### Records excerpted from a collection
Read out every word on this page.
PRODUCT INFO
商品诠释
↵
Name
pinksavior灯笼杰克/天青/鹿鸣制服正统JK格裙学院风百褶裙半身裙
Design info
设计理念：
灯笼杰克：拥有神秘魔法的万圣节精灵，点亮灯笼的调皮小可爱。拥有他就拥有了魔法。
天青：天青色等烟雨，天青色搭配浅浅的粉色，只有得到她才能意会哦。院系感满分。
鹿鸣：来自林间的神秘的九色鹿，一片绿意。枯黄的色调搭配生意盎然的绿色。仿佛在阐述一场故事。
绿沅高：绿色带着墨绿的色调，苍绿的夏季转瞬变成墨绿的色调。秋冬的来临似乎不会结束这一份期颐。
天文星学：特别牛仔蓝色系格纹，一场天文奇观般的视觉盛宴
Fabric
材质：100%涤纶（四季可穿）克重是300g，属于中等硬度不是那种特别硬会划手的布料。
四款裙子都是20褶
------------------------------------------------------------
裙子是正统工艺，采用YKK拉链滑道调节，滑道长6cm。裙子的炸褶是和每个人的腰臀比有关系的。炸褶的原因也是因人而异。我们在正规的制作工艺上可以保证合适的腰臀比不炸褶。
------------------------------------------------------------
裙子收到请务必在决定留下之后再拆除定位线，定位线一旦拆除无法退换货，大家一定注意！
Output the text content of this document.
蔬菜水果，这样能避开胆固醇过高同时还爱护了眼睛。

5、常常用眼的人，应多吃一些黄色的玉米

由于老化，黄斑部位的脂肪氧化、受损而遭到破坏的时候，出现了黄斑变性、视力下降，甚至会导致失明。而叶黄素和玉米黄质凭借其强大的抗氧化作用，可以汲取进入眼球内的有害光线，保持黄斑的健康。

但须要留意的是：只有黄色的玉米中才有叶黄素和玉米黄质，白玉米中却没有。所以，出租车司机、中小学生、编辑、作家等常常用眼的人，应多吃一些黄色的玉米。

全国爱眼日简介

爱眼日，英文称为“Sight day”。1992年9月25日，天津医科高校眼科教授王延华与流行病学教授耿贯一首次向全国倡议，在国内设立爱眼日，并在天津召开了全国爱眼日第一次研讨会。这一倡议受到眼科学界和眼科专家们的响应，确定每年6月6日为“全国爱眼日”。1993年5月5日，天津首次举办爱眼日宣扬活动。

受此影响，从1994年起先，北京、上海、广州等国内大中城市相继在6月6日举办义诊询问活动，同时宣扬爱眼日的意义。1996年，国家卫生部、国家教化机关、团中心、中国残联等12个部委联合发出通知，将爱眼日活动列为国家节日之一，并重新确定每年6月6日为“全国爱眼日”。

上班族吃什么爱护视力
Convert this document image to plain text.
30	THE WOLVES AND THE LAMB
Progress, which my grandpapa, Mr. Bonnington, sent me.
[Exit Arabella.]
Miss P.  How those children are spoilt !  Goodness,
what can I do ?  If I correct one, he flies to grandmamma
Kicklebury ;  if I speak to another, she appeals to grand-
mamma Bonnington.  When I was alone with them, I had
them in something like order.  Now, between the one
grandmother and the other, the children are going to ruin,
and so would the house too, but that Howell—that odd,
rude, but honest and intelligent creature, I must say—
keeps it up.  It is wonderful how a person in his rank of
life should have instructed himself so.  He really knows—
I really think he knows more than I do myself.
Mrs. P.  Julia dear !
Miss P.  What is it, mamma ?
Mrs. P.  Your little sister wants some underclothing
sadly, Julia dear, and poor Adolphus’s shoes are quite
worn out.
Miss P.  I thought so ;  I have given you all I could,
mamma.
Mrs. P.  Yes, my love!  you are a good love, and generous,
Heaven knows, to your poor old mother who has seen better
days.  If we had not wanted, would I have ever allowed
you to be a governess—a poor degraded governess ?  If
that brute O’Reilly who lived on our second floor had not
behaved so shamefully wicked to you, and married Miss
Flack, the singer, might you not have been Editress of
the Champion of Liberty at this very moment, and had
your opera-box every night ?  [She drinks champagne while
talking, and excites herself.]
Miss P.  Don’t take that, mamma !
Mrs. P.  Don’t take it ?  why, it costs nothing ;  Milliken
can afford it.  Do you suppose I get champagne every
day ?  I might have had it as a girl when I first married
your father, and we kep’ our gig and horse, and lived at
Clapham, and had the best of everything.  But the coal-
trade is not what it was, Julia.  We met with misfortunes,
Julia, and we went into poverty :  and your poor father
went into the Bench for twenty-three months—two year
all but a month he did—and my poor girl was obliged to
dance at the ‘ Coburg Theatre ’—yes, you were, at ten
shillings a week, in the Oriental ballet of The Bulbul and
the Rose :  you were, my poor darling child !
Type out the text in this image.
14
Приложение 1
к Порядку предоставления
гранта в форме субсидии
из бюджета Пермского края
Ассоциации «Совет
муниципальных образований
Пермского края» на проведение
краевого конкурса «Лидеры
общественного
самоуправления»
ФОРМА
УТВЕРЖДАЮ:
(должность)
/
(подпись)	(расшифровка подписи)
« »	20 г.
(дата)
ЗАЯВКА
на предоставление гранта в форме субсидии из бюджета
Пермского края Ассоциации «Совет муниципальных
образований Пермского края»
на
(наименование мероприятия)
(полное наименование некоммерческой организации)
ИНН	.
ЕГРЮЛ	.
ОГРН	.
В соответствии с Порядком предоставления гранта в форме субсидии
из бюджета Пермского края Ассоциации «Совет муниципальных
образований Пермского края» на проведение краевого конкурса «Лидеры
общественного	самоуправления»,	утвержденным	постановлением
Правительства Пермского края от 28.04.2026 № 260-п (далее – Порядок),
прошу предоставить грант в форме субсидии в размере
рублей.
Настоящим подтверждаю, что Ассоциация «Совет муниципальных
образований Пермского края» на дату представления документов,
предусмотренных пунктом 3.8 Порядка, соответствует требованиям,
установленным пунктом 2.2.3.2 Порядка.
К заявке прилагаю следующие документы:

### Exercise aim
Write out the entries in full, exactly as given.

### Solved problem
Read out every word on this page.
PRODUCT INFO
商品诠释
↵
Name
pinksavior灯笼杰克/天青/鹿鸣制服正统JK格裙学院风百褶裙半身裙
Design info
设计理念：
灯笼杰克：拥有神秘魔法的万圣节精灵，点亮灯笼的调皮小可爱。拥有他就拥有了魔法。
天青：天青色等烟雨，天青色搭配浅浅的粉色，只有得到她才能意会哦。院系感满分。
鹿鸣：来自林间的神秘的九色鹿，一片绿意。枯黄的色调搭配生意盎然的绿色。仿佛在阐述一场故事。
绿沅高：绿色带着墨绿的色调，苍绿的夏季转瞬变成墨绿的色调。秋冬的来临似乎不会结束这一份期颐。
天文星学：特别牛仔蓝色系格纹，一场天文奇观般的视觉盛宴
Fabric
材质：100%涤纶（四季可穿）克重是300g，属于中等硬度不是那种特别硬会划手的布料。
四款裙子都是20褶
------------------------------------------------------------
裙子是正统工艺，采用YKK拉链滑道调节，滑道长6cm。裙子的炸褶是和每个人的腰臀比有关系的。炸褶的原因也是因人而异。我们在正规的制作工艺上可以保证合适的腰臀比不炸褶。
------------------------------------------------------------
裙子收到请务必在决定留下之后再拆除定位线，定位线一旦拆除无法退换货，大家一定注意！
Output the text content of this document.
蔬菜水果，这样能避开胆固醇过高同时还爱护了眼睛。

5、常常用眼的人，应多吃一些黄色的玉米

由于老化，黄斑部位的脂肪氧化、受损而遭到破坏的时候，出现了黄斑变性、视力下降，甚至会导致失明。而叶黄素和玉米黄质凭借其强大的抗氧化作用，可以汲取进入眼球内的有害光线，保持黄斑的健康。

但须要留意的是：只有黄色的玉米中才有叶黄素和玉米黄质，白玉米中却没有。所以，出租车司机、中小学生、编辑、作家等常常用眼的人，应多吃一些黄色的玉米。

全国爱眼日简介

爱眼日，英文称为“Sight day”。1992年9月25日，天津医科高校眼科教授王延华与流行病学教授耿贯一首次向全国倡议，在国内设立爱眼日，并在天津召开了全国爱眼日第一次研讨会。这一倡议受到眼科学界和眼科专家们的响应，确定每年6月6日为“全国爱眼日”。1993年5月5日，天津首次举办爱眼日宣扬活动。

受此影响，从1994年起先，北京、上海、广州等国内大中城市相继在6月6日举办义诊询问活动，同时宣扬爱眼日的意义。1996年，国家卫生部、国家教化机关、团中心、中国残联等12个部委联合发出通知，将爱眼日活动列为国家节日之一，并重新确定每年6月6日为“全国爱眼日”。

上班族吃什么爱护视力
Convert this document image to plain text.
30	THE WOLVES AND THE LAMB
Progress, which my grandpapa, Mr. Bonnington, sent me.
[Exit Arabella.]
Miss P.  How those children are spoilt !  Goodness,
what can I do ?  If I correct one, he flies to grandmamma
Kicklebury ;  if I speak to another, she appeals to grand-
mamma Bonnington.  When I was alone with them, I had
them in something like order.  Now, between the one
grandmother and the other, the children are going to ruin,
and so would the house too, but that Howell—that odd,
rude, but honest and intelligent creature, I must say—
keeps it up.  It is wonderful how a person in his rank of
life should have instructed himself so.  He really knows—
I really think he knows more than I do myself.
Mrs. P.  Julia dear !
Miss P.  What is it, mamma ?
Mrs. P.  Your little sister wants some underclothing
sadly, Julia dear, and poor Adolphus’s shoes are quite
worn out.
Miss P.  I thought so ;  I have given you all I could,
mamma.
Mrs. P.  Yes, my love!  you are a good love, and generous,
Heaven knows, to your poor old mother who has seen better
days.  If we had not wanted, would I have ever allowed
you to be a governess—a poor degraded governess ?  If
that brute O’Reilly who lived on our second floor had not
behaved so shamefully wicked to you, and married Miss
Flack, the singer, might you not have been Editress of
the Champion of Liberty at this very moment, and had
your opera-box every night ?  [She drinks champagne while
talking, and excites herself.]
Miss P.  Don’t take that, mamma !
Mrs. P.  Don’t take it ?  why, it costs nothing ;  Milliken
can afford it.  Do you suppose I get champagne every
day ?  I might have had it as a girl when I first married
your father, and we kep’ our gig and horse, and lived at
Clapham, and had the best of everything.  But the coal-
trade is not what it was, Julia.  We met with misfortunes,
Julia, and we went into poverty :  and your poor father
went into the Bench for twenty-three months—two year
all but a month he did—and my poor girl was obliged to
dance at the ‘ Coburg Theatre ’—yes, you were, at ten
shillings a week, in the Oriental ballet of The Bulbul and
the Rose :  you were, my poor darling child !
Type out the text in this image.
14
Приложение 1
к Порядку предоставления
гранта в форме субсидии
из бюджета Пермского края
Ассоциации «Совет
муниципальных образований
Пермского края» на проведение
краевого конкурса «Лидеры
общественного
самоуправления»
ФОРМА
УТВЕРЖДАЮ:
(должность)
/
(подпись)	(расшифровка подписи)
« »	20 г.
(дата)
ЗАЯВКА
на предоставление гранта в форме субсидии из бюджета
Пермского края Ассоциации «Совет муниципальных
образований Пермского края»
на
(наименование мероприятия)
(полное наименование некоммерческой организации)
ИНН	.
ЕГРЮЛ	.
ОГРН	.
В соответствии с Порядком предоставления гранта в форме субсидии
из бюджета Пермского края Ассоциации «Совет муниципальных
образований Пермского края» на проведение краевого конкурса «Лидеры
общественного	самоуправления»,	утвержденным	постановлением
Правительства Пермского края от 28.04.2026 № 260-п (далее – Порядок),
прошу предоставить грант в форме субсидии в размере
рублей.
Настоящим подтверждаю, что Ассоциация «Совет муниципальных
образований Пермского края» на дату представления документов,
предусмотренных пунктом 3.8 Порядка, соответствует требованиям,
установленным пунктом 2.2.3.2 Порядка.
К заявке прилагаю следующие документы:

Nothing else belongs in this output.